DIRECTIONS FOR THIS TASK ▸
Copy the full set of lines exactly as given.

MATERIAL TO PROCESS ▸
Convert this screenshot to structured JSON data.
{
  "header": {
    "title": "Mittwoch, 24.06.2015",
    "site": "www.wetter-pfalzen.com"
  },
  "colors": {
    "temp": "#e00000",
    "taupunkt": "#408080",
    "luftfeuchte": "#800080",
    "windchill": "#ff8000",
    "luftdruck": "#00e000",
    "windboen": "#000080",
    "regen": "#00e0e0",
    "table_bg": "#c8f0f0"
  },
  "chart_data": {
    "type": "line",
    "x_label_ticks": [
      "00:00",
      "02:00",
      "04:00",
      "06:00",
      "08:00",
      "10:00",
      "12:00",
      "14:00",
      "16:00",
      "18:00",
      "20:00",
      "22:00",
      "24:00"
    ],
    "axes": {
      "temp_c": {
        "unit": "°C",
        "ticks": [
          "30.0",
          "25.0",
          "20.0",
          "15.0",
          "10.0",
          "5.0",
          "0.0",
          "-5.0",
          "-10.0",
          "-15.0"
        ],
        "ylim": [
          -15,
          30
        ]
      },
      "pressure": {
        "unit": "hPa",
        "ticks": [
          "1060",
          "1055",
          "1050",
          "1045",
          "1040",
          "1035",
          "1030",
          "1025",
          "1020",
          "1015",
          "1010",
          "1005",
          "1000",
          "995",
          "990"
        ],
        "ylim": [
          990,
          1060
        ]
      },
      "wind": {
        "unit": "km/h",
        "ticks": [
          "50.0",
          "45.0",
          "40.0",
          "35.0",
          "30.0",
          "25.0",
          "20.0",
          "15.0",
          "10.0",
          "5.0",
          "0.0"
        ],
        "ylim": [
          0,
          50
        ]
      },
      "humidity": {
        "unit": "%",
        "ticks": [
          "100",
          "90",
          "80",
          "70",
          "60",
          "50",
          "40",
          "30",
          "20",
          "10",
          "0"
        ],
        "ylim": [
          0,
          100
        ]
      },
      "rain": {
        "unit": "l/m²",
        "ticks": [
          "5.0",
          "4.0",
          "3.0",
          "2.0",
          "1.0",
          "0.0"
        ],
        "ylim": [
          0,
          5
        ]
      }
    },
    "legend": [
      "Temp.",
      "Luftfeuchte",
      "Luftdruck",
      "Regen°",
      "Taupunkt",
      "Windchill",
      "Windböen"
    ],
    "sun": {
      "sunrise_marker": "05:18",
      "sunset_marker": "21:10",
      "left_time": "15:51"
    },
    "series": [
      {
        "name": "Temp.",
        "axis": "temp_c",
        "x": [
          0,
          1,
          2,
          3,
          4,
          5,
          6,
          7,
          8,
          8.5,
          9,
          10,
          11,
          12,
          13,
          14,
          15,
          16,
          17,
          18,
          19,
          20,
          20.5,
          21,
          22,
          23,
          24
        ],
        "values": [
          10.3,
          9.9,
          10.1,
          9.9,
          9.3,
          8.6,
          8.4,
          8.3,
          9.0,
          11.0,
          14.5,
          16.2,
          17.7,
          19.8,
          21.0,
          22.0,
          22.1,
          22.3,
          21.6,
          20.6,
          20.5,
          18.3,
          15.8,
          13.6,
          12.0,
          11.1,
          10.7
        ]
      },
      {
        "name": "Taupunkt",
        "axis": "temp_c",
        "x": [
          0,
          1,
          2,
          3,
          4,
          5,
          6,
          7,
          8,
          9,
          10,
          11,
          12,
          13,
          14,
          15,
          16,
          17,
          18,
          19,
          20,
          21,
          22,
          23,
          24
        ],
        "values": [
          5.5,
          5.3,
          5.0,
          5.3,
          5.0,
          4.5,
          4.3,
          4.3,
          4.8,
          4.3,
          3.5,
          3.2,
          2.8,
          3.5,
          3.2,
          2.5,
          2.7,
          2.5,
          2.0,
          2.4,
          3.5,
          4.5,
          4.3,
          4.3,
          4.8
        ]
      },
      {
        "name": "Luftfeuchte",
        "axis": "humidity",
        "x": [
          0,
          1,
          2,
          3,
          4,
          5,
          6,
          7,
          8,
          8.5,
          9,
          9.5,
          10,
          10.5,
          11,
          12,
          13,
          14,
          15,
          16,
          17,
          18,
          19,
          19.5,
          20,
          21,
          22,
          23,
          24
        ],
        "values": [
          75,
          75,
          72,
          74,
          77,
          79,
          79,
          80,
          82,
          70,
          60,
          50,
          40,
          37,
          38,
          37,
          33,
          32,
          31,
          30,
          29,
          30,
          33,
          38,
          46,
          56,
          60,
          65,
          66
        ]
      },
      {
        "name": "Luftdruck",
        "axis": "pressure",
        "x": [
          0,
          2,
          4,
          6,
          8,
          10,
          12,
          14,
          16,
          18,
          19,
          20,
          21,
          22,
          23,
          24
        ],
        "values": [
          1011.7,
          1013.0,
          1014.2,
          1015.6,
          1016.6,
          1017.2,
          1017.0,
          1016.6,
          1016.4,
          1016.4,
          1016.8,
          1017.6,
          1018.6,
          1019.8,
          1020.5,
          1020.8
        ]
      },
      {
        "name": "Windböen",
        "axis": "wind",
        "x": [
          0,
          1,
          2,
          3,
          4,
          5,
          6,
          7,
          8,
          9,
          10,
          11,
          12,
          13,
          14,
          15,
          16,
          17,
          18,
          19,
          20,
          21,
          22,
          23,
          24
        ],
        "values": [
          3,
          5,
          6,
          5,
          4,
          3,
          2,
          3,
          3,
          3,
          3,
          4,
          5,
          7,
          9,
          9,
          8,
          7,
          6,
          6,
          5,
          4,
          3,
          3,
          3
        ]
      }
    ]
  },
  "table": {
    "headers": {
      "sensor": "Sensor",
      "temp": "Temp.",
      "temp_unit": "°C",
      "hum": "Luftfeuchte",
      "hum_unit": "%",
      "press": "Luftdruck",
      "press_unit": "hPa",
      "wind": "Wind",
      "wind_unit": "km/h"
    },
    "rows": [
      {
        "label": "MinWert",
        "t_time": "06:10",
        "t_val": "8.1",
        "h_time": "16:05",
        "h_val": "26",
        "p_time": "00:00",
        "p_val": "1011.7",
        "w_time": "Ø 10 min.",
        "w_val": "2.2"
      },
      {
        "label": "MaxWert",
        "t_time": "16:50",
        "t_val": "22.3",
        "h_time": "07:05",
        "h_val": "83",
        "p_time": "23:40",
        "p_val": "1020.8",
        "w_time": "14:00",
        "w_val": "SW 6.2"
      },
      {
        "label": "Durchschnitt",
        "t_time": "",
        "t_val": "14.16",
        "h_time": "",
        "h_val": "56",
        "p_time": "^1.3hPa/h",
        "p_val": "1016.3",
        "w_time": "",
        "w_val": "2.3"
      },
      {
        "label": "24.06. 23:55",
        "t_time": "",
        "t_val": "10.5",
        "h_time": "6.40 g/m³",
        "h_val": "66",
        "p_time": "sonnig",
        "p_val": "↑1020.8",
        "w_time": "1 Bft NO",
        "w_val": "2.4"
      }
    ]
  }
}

TASK SOLUTION ▸
Convert this screenshot to structured JSON data.
{
  "header": {
    "title": "Mittwoch, 24.06.2015",
    "site": "www.wetter-pfalzen.com"
  },
  "colors": {
    "temp": "#e00000",
    "taupunkt": "#408080",
    "luftfeuchte": "#800080",
    "windchill": "#ff8000",
    "luftdruck": "#00e000",
    "windboen": "#000080",
    "regen": "#00e0e0",
    "table_bg": "#c8f0f0"
  },
  "chart_data": {
    "type": "line",
    "x_label_ticks": [
      "00:00",
      "02:00",
      "04:00",
      "06:00",
      "08:00",
      "10:00",
      "12:00",
      "14:00",
      "16:00",
      "18:00",
      "20:00",
      "22:00",
      "24:00"
    ],
    "axes": {
      "temp_c": {
        "unit": "°C",
        "ticks": [
          "30.0",
          "25.0",
          "20.0",
          "15.0",
          "10.0",
          "5.0",
          "0.0",
          "-5.0",
          "-10.0",
          "-15.0"
        ],
        "ylim": [
          -15,
          30
        ]
      },
      "pressure": {
        "unit": "hPa",
        "ticks": [
          "1060",
          "1055",
          "1050",
          "1045",
          "1040",
          "1035",
          "1030",
          "1025",
          "1020",
          "1015",
          "1010",
          "1005",
          "1000",
          "995",
          "990"
        ],
        "ylim": [
          990,
          1060
        ]
      },
      "wind": {
        "unit": "km/h",
        "ticks": [
          "50.0",
          "45.0",
          "40.0",
          "35.0",
          "30.0",
          "25.0",
          "20.0",
          "15.0",
          "10.0",
          "5.0",
          "0.0"
        ],
        "ylim": [
          0,
          50
        ]
      },
      "humidity": {
        "unit": "%",
        "ticks": [
          "100",
          "90",
          "80",
          "70",
          "60",
          "50",
          "40",
          "30",
          "20",
          "10",
          "0"
        ],
        "ylim": [
          0,
          100
        ]
      },
      "rain": {
        "unit": "l/m²",
        "ticks": [
          "5.0",
          "4.0",
          "3.0",
          "2.0",
          "1.0",
          "0.0"
        ],
        "ylim": [
          0,
          5
        ]
      }
    },
    "legend": [
      "Temp.",
      "Luftfeuchte",
      "Luftdruck",
      "Regen°",
      "Taupunkt",
      "Windchill",
      "Windböen"
    ],
    "sun": {
      "sunrise_marker": "05:18",
      "sunset_marker": "21:10",
      "left_time": "15:51"
    },
    "series": [
      {
        "name": "Temp.",
        "axis": "temp_c",
        "x": [
          0,
          1,
          2,
          3,
          4,
          5,
          6,
          7,
          8,
          8.5,
          9,
          10,
          11,
          12,
          13,
          14,
          15,
          16,
          17,
          18,
          19,
          20,
          20.5,
          21,
          22,
          23,
          24
        ],
        "values": [
          10.3,
          9.9,
          10.1,
          9.9,
          9.3,
          8.6,
          8.4,
          8.3,
          9.0,
          11.0,
          14.5,
          16.2,
          17.7,
          19.8,
          21.0,
          22.0,
          22.1,
          22.3,
          21.6,
          20.6,
          20.5,
          18.3,
          15.8,
          13.6,
          12.0,
          11.1,
          10.7
        ]
      },
      {
        "name": "Taupunkt",
        "axis": "temp_c",
        "x": [
          0,
          1,
          2,
          3,
          4,
          5,
          6,
          7,
          8,
          9,
          10,
          11,
          12,
          13,
          14,
          15,
          16,
          17,
          18,
          19,
          20,
          21,
          22,
          23,
          24
        ],
        "values": [
          5.5,
          5.3,
          5.0,
          5.3,
          5.0,
          4.5,
          4.3,
          4.3,
          4.8,
          4.3,
          3.5,
          3.2,
          2.8,
          3.5,
          3.2,
          2.5,
          2.7,
          2.5,
          2.0,
          2.4,
          3.5,
          4.5,
          4.3,
          4.3,
          4.8
        ]
      },
      {
        "name": "Luftfeuchte",
        "axis": "humidity",
        "x": [
          0,
          1,
          2,
          3,
          4,
          5,
          6,
          7,
          8,
          8.5,
          9,
          9.5,
          10,
          10.5,
          11,
          12,
          13,
          14,
          15,
          16,
          17,
          18,
          19,
          19.5,
          20,
          21,
          22,
          23,
          24
        ],
        "values": [
          75,
          75,
          72,
          74,
          77,
          79,
          79,
          80,
          82,
          70,
          60,
          50,
          40,
          37,
          38,
          37,
          33,
          32,
          31,
          30,
          29,
          30,
          33,
          38,
          46,
          56,
          60,
          65,
          66
        ]
      },
      {
        "name": "Luftdruck",
        "axis": "pressure",
        "x": [
          0,
          2,
          4,
          6,
          8,
          10,
          12,
          14,
          16,
          18,
          19,
          20,
          21,
          22,
          23,
          24
        ],
        "values": [
          1011.7,
          1013.0,
          1014.2,
          1015.6,
          1016.6,
          1017.2,
          1017.0,
          1016.6,
          1016.4,
          1016.4,
          1016.8,
          1017.6,
          1018.6,
          1019.8,
          1020.5,
          1020.8
        ]
      },
      {
        "name": "Windböen",
        "axis": "wind",
        "x": [
          0,
          1,
          2,
          3,
          4,
          5,
          6,
          7,
          8,
          9,
          10,
          11,
          12,
          13,
          14,
          15,
          16,
          17,
          18,
          19,
          20,
          21,
          22,
          23,
          24
        ],
        "values": [
          3,
          5,
          6,
          5,
          4,
          3,
          2,
          3,
          3,
          3,
          3,
          4,
          5,
          7,
          9,
          9,
          8,
          7,
          6,
          6,
          5,
          4,
          3,
          3,
          3
        ]
      }
    ]
  },
  "table": {
    "headers": {
      "sensor": "Sensor",
      "temp": "Temp.",
      "temp_unit": "°C",
      "hum": "Luftfeuchte",
      "hum_unit": "%",
      "press": "Luftdruck",
      "press_unit": "hPa",
      "wind": "Wind",
      "wind_unit": "km/h"
    },
    "rows": [
      {
        "label": "MinWert",
        "t_time": "06:10",
        "t_val": "8.1",
        "h_time": "16:05",
        "h_val": "26",
        "p_time": "00:00",
        "p_val": "1011.7",
        "w_time": "Ø 10 min.",
        "w_val": "2.2"
      },
      {
        "label": "MaxWert",
        "t_time": "16:50",
        "t_val": "22.3",
        "h_time": "07:05",
        "h_val": "83",
        "p_time": "23:40",
        "p_val": "1020.8",
        "w_time": "14:00",
        "w_val": "SW 6.2"
      },
      {
        "label": "Durchschnitt",
        "t_time": "",
        "t_val": "14.16",
        "h_time": "",
        "h_val": "56",
        "p_time": "^1.3hPa/h",
        "p_val": "1016.3",
        "w_time": "",
        "w_val": "2.3"
      },
      {
        "label": "24.06. 23:55",
        "t_time": "",
        "t_val": "10.5",
        "h_time": "6.40 g/m³",
        "h_val": "66",
        "p_time": "sonnig",
        "p_val": "↑1020.8",
        "w_time": "1 Bft NO",
        "w_val": "2.4"
      }
    ]
  }
}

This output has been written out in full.